> [WHAT YOU WILL DO] The records should be written out in full, with nothing altered.

> [DATA FOR PROCESSING]

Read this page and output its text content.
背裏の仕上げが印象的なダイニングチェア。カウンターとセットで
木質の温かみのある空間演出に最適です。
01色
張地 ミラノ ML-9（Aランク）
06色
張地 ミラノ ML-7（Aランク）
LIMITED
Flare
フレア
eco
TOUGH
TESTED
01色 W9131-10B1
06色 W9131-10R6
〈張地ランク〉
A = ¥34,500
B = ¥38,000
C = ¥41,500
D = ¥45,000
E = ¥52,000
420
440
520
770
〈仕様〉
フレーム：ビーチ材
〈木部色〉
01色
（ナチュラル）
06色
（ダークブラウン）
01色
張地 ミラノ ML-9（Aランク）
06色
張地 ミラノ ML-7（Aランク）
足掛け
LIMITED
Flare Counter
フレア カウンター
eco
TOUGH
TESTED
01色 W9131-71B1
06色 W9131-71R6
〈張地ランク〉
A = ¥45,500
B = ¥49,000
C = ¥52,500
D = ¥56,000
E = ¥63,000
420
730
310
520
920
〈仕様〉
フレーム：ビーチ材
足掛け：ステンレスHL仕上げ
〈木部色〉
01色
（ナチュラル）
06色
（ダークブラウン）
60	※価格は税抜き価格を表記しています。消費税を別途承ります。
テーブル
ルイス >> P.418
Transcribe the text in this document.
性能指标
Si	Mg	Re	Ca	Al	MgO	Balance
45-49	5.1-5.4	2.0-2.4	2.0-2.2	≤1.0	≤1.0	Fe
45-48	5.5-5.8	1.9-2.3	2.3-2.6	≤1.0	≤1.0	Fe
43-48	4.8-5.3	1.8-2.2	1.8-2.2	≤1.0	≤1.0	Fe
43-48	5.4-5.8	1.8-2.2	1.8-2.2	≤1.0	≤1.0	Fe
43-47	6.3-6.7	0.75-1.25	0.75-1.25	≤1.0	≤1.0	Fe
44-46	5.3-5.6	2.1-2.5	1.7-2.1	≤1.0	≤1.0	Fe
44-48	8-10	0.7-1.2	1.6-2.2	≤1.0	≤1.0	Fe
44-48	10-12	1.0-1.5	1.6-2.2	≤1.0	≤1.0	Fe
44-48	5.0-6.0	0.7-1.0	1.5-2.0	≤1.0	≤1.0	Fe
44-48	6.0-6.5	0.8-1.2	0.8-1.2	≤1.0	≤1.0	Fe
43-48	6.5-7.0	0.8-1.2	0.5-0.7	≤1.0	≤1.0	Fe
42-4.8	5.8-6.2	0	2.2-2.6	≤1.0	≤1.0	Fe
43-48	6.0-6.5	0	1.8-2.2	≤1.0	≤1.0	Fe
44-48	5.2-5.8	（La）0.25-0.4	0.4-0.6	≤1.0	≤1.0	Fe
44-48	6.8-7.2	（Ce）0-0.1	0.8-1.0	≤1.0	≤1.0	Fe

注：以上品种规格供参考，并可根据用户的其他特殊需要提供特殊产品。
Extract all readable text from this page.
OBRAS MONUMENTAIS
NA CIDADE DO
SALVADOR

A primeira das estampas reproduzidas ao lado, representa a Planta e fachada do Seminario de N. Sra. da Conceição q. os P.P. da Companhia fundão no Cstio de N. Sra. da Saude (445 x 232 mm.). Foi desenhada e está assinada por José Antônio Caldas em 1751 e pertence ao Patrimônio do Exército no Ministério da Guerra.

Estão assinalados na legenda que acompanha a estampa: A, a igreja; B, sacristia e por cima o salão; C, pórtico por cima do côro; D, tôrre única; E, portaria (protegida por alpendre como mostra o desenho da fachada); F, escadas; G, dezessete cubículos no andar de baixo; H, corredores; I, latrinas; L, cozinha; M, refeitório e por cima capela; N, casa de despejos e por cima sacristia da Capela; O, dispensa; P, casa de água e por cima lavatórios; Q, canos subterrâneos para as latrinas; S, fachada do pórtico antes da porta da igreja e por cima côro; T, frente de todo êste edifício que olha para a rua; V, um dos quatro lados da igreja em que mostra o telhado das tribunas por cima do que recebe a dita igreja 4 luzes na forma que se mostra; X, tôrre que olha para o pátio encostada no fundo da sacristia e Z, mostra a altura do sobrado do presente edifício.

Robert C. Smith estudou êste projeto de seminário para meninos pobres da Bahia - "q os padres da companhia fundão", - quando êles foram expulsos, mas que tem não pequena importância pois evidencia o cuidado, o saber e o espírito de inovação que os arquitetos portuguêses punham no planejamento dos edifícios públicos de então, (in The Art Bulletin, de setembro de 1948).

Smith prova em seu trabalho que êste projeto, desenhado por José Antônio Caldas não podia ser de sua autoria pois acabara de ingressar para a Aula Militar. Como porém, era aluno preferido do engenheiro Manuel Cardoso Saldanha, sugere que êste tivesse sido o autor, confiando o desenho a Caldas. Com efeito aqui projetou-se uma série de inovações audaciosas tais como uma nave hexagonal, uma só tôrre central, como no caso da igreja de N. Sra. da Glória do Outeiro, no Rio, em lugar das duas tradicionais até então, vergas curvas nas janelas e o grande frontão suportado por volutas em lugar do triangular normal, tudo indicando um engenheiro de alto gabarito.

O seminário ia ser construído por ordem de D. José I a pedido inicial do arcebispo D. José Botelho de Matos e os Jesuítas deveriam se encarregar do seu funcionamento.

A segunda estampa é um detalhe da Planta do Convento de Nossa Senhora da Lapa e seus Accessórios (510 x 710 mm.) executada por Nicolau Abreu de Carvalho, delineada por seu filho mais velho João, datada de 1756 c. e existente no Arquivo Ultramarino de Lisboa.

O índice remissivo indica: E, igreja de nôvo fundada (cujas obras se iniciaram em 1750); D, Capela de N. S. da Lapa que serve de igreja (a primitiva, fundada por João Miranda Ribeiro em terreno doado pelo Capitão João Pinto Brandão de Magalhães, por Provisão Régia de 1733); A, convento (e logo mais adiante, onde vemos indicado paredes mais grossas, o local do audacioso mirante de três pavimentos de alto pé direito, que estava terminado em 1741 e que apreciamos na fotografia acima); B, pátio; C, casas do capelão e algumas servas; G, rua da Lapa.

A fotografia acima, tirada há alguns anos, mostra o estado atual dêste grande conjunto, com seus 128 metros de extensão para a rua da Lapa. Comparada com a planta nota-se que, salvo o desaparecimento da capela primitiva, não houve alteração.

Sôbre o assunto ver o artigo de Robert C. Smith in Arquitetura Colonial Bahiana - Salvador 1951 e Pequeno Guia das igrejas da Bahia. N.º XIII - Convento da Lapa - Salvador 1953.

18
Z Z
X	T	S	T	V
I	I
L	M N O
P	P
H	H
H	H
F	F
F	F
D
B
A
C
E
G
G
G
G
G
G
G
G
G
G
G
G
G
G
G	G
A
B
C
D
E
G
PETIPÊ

> [CORRECT ANSWER]
Read this page and output its text content.
背裏の仕上げが印象的なダイニングチェア。カウンターとセットで
木質の温かみのある空間演出に最適です。
01色
張地 ミラノ ML-9（Aランク）
06色
張地 ミラノ ML-7（Aランク）
LIMITED
Flare
フレア
eco
TOUGH
TESTED
01色 W9131-10B1
06色 W9131-10R6
〈張地ランク〉
A = ¥34,500
B = ¥38,000
C = ¥41,500
D = ¥45,000
E = ¥52,000
420
440
520
770
〈仕様〉
フレーム：ビーチ材
〈木部色〉
01色
（ナチュラル）
06色
（ダークブラウン）
01色
張地 ミラノ ML-9（Aランク）
06色
張地 ミラノ ML-7（Aランク）
足掛け
LIMITED
Flare Counter
フレア カウンター
eco
TOUGH
TESTED
01色 W9131-71B1
06色 W9131-71R6
〈張地ランク〉
A = ¥45,500
B = ¥49,000
C = ¥52,500
D = ¥56,000
E = ¥63,000
420
730
310
520
920
〈仕様〉
フレーム：ビーチ材
足掛け：ステンレスHL仕上げ
〈木部色〉
01色
（ナチュラル）
06色
（ダークブラウン）
60	※価格は税抜き価格を表記しています。消費税を別途承ります。
テーブル
ルイス >> P.418
Transcribe the text in this document.
性能指标
Si	Mg	Re	Ca	Al	MgO	Balance
45-49	5.1-5.4	2.0-2.4	2.0-2.2	≤1.0	≤1.0	Fe
45-48	5.5-5.8	1.9-2.3	2.3-2.6	≤1.0	≤1.0	Fe
43-48	4.8-5.3	1.8-2.2	1.8-2.2	≤1.0	≤1.0	Fe
43-48	5.4-5.8	1.8-2.2	1.8-2.2	≤1.0	≤1.0	Fe
43-47	6.3-6.7	0.75-1.25	0.75-1.25	≤1.0	≤1.0	Fe
44-46	5.3-5.6	2.1-2.5	1.7-2.1	≤1.0	≤1.0	Fe
44-48	8-10	0.7-1.2	1.6-2.2	≤1.0	≤1.0	Fe
44-48	10-12	1.0-1.5	1.6-2.2	≤1.0	≤1.0	Fe
44-48	5.0-6.0	0.7-1.0	1.5-2.0	≤1.0	≤1.0	Fe
44-48	6.0-6.5	0.8-1.2	0.8-1.2	≤1.0	≤1.0	Fe
43-48	6.5-7.0	0.8-1.2	0.5-0.7	≤1.0	≤1.0	Fe
42-4.8	5.8-6.2	0	2.2-2.6	≤1.0	≤1.0	Fe
43-48	6.0-6.5	0	1.8-2.2	≤1.0	≤1.0	Fe
44-48	5.2-5.8	（La）0.25-0.4	0.4-0.6	≤1.0	≤1.0	Fe
44-48	6.8-7.2	（Ce）0-0.1	0.8-1.0	≤1.0	≤1.0	Fe

注：以上品种规格供参考，并可根据用户的其他特殊需要提供特殊产品。
Extract all readable text from this page.
OBRAS MONUMENTAIS
NA CIDADE DO
SALVADOR

A primeira das estampas reproduzidas ao lado, representa a Planta e fachada do Seminario de N. Sra. da Conceição q. os P.P. da Companhia fundão no Cstio de N. Sra. da Saude (445 x 232 mm.). Foi desenhada e está assinada por José Antônio Caldas em 1751 e pertence ao Patrimônio do Exército no Ministério da Guerra.

Estão assinalados na legenda que acompanha a estampa: A, a igreja; B, sacristia e por cima o salão; C, pórtico por cima do côro; D, tôrre única; E, portaria (protegida por alpendre como mostra o desenho da fachada); F, escadas; G, dezessete cubículos no andar de baixo; H, corredores; I, latrinas; L, cozinha; M, refeitório e por cima capela; N, casa de despejos e por cima sacristia da Capela; O, dispensa; P, casa de água e por cima lavatórios; Q, canos subterrâneos para as latrinas; S, fachada do pórtico antes da porta da igreja e por cima côro; T, frente de todo êste edifício que olha para a rua; V, um dos quatro lados da igreja em que mostra o telhado das tribunas por cima do que recebe a dita igreja 4 luzes na forma que se mostra; X, tôrre que olha para o pátio encostada no fundo da sacristia e Z, mostra a altura do sobrado do presente edifício.

Robert C. Smith estudou êste projeto de seminário para meninos pobres da Bahia - "q os padres da companhia fundão", - quando êles foram expulsos, mas que tem não pequena importância pois evidencia o cuidado, o saber e o espírito de inovação que os arquitetos portuguêses punham no planejamento dos edifícios públicos de então, (in The Art Bulletin, de setembro de 1948).

Smith prova em seu trabalho que êste projeto, desenhado por José Antônio Caldas não podia ser de sua autoria pois acabara de ingressar para a Aula Militar. Como porém, era aluno preferido do engenheiro Manuel Cardoso Saldanha, sugere que êste tivesse sido o autor, confiando o desenho a Caldas. Com efeito aqui projetou-se uma série de inovações audaciosas tais como uma nave hexagonal, uma só tôrre central, como no caso da igreja de N. Sra. da Glória do Outeiro, no Rio, em lugar das duas tradicionais até então, vergas curvas nas janelas e o grande frontão suportado por volutas em lugar do triangular normal, tudo indicando um engenheiro de alto gabarito.

O seminário ia ser construído por ordem de D. José I a pedido inicial do arcebispo D. José Botelho de Matos e os Jesuítas deveriam se encarregar do seu funcionamento.

A segunda estampa é um detalhe da Planta do Convento de Nossa Senhora da Lapa e seus Accessórios (510 x 710 mm.) executada por Nicolau Abreu de Carvalho, delineada por seu filho mais velho João, datada de 1756 c. e existente no Arquivo Ultramarino de Lisboa.

O índice remissivo indica: E, igreja de nôvo fundada (cujas obras se iniciaram em 1750); D, Capela de N. S. da Lapa que serve de igreja (a primitiva, fundada por João Miranda Ribeiro em terreno doado pelo Capitão João Pinto Brandão de Magalhães, por Provisão Régia de 1733); A, convento (e logo mais adiante, onde vemos indicado paredes mais grossas, o local do audacioso mirante de três pavimentos de alto pé direito, que estava terminado em 1741 e que apreciamos na fotografia acima); B, pátio; C, casas do capelão e algumas servas; G, rua da Lapa.

A fotografia acima, tirada há alguns anos, mostra o estado atual dêste grande conjunto, com seus 128 metros de extensão para a rua da Lapa. Comparada com a planta nota-se que, salvo o desaparecimento da capela primitiva, não houve alteração.

Sôbre o assunto ver o artigo de Robert C. Smith in Arquitetura Colonial Bahiana - Salvador 1951 e Pequeno Guia das igrejas da Bahia. N.º XIII - Convento da Lapa - Salvador 1953.

18
Z Z
X	T	S	T	V
I	I
L	M N O
P	P
H	H
H	H
F	F
F	F
D
B
A
C
E
G
G
G
G
G
G
G
G
G
G
G
G
G
G
G	G
A
B
C
D
E
G
PETIPÊ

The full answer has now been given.